Extracted data entries

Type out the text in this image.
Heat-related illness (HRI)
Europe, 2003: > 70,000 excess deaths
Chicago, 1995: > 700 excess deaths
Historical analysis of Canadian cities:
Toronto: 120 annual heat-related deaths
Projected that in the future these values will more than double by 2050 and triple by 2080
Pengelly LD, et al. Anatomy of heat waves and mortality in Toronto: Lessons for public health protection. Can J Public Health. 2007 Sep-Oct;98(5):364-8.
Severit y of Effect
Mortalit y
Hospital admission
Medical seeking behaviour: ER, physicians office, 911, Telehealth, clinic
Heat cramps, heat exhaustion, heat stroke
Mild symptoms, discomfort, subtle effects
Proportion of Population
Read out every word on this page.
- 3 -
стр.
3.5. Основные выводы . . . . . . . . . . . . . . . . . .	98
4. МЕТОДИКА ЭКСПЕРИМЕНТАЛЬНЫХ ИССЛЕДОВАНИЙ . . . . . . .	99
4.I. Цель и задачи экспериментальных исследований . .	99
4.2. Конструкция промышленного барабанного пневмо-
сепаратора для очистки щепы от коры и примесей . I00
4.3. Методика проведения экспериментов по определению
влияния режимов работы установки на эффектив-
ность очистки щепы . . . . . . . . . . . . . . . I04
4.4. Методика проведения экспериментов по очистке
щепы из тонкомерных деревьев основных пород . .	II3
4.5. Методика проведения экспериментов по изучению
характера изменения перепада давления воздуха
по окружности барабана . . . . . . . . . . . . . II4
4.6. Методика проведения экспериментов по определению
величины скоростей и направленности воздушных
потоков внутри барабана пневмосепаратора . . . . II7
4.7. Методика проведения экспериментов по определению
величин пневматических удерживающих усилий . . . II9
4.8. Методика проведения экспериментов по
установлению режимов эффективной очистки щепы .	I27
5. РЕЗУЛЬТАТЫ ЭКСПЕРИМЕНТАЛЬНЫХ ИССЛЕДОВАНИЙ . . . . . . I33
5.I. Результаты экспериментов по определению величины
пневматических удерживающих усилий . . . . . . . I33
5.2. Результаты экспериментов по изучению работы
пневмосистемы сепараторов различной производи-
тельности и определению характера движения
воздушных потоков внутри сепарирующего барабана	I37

--

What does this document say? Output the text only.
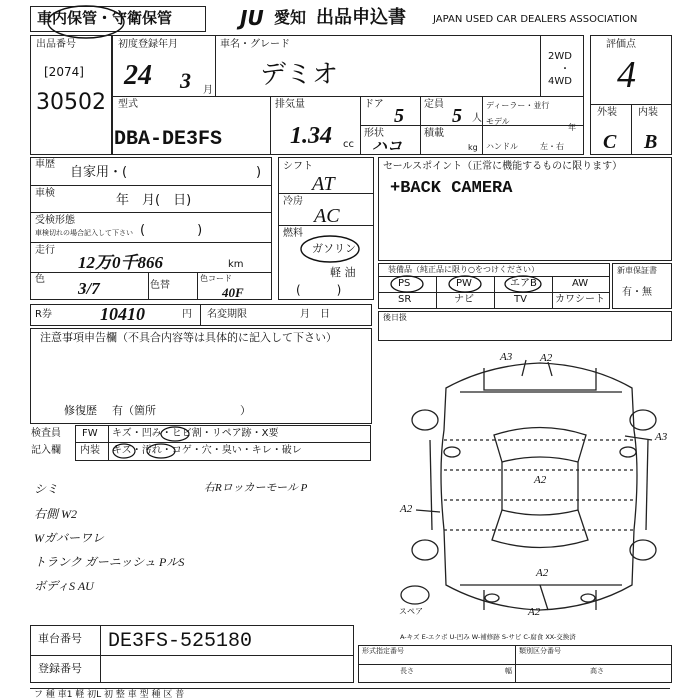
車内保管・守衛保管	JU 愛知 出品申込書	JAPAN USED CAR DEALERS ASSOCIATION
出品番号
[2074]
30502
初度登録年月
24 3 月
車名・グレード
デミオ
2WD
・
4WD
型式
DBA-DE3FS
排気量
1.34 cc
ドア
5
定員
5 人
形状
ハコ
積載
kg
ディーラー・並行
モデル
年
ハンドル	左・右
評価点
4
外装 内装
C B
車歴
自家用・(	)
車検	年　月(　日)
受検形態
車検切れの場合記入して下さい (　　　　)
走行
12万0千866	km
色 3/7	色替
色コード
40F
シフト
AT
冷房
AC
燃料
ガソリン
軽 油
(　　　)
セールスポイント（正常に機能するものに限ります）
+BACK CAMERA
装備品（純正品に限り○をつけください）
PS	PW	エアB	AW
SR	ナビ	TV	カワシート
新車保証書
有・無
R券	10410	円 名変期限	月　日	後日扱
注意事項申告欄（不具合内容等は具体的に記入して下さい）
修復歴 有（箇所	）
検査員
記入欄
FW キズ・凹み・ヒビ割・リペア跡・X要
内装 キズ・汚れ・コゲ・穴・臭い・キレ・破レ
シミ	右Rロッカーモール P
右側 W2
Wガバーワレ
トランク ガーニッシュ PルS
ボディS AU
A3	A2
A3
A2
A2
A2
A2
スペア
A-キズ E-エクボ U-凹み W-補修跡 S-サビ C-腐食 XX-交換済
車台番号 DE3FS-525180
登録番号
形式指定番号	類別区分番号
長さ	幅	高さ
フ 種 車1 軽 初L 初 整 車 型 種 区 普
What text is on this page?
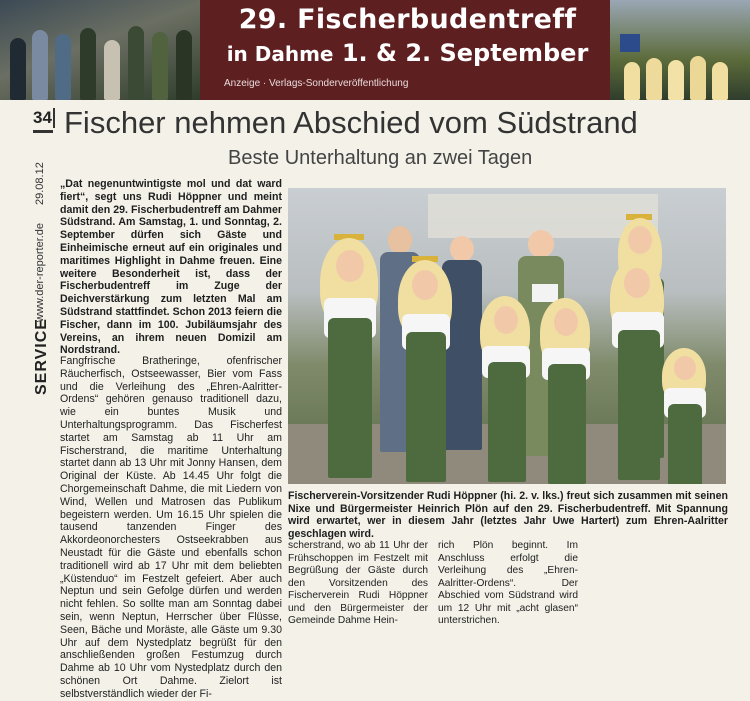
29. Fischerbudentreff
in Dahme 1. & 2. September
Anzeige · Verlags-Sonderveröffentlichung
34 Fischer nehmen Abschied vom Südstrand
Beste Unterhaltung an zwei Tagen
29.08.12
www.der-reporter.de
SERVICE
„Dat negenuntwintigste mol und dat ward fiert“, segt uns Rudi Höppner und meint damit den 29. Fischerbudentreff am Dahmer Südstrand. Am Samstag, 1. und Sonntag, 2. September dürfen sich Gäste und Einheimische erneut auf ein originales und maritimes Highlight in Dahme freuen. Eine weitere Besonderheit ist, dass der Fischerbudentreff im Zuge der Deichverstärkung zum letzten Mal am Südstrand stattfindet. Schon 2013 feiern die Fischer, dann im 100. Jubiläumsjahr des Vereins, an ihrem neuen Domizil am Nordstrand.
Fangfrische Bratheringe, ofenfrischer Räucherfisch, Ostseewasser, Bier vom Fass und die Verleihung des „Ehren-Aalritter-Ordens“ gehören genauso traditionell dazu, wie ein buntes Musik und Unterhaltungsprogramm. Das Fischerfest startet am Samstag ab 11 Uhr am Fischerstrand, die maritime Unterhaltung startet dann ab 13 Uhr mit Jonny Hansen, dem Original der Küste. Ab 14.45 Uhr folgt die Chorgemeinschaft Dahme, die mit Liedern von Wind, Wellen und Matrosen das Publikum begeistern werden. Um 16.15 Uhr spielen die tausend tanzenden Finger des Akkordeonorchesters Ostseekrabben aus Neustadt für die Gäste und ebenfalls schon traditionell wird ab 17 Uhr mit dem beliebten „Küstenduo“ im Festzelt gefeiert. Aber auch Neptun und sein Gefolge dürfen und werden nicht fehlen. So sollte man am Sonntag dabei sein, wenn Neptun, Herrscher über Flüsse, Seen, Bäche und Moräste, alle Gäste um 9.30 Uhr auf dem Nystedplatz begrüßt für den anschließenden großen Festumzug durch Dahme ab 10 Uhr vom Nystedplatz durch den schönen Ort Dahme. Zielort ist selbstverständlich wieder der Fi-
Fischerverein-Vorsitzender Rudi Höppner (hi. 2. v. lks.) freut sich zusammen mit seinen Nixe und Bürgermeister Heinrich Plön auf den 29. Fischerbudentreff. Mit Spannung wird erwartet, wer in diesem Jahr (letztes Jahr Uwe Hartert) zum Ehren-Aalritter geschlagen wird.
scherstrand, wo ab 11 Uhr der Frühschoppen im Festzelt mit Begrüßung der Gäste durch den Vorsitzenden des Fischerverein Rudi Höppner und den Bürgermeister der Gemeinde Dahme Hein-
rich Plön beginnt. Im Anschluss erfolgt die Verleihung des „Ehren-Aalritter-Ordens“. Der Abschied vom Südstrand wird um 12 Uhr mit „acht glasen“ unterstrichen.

*YOUR GOAL*. Locate each line containing the string "dürfen" and show it.

*COMPLETE RESPONSE*.
„Dat negenuntwintigste mol und dat ward fiert“, segt uns Rudi Höppner und meint damit den 29. Fischerbudentreff am Dahmer Südstrand. Am Samstag, 1. und Sonntag, 2. September dürfen sich Gäste und Einheimische erneut auf ein originales und maritimes Highlight in Dahme freuen. Eine weitere Besonderheit ist, dass der Fischerbudentreff im Zuge der Deichverstärkung zum letzten Mal am Südstrand stattfindet. Schon 2013 feiern die Fischer, dann im 100. Jubiläumsjahr des Vereins, an ihrem neuen Domizil am Nordstrand.
Fangfrische Bratheringe, ofenfrischer Räucherfisch, Ostseewasser, Bier vom Fass und die Verleihung des „Ehren-Aalritter-Ordens“ gehören genauso traditionell dazu, wie ein buntes Musik und Unterhaltungsprogramm. Das Fischerfest startet am Samstag ab 11 Uhr am Fischerstrand, die maritime Unterhaltung startet dann ab 13 Uhr mit Jonny Hansen, dem Original der Küste. Ab 14.45 Uhr folgt die Chorgemeinschaft Dahme, die mit Liedern von Wind, Wellen und Matrosen das Publikum begeistern werden. Um 16.15 Uhr spielen die tausend tanzenden Finger des Akkordeonorchesters Ostseekrabben aus Neustadt für die Gäste und ebenfalls schon traditionell wird ab 17 Uhr mit dem beliebten „Küstenduo“ im Festzelt gefeiert. Aber auch Neptun und sein Gefolge dürfen und werden nicht fehlen. So sollte man am Sonntag dabei sein, wenn Neptun, Herrscher über Flüsse, Seen, Bäche und Moräste, alle Gäste um 9.30 Uhr auf dem Nystedplatz begrüßt für den anschließenden großen Festumzug durch Dahme ab 10 Uhr vom Nystedplatz durch den schönen Ort Dahme. Zielort ist selbstverständlich wieder der Fi-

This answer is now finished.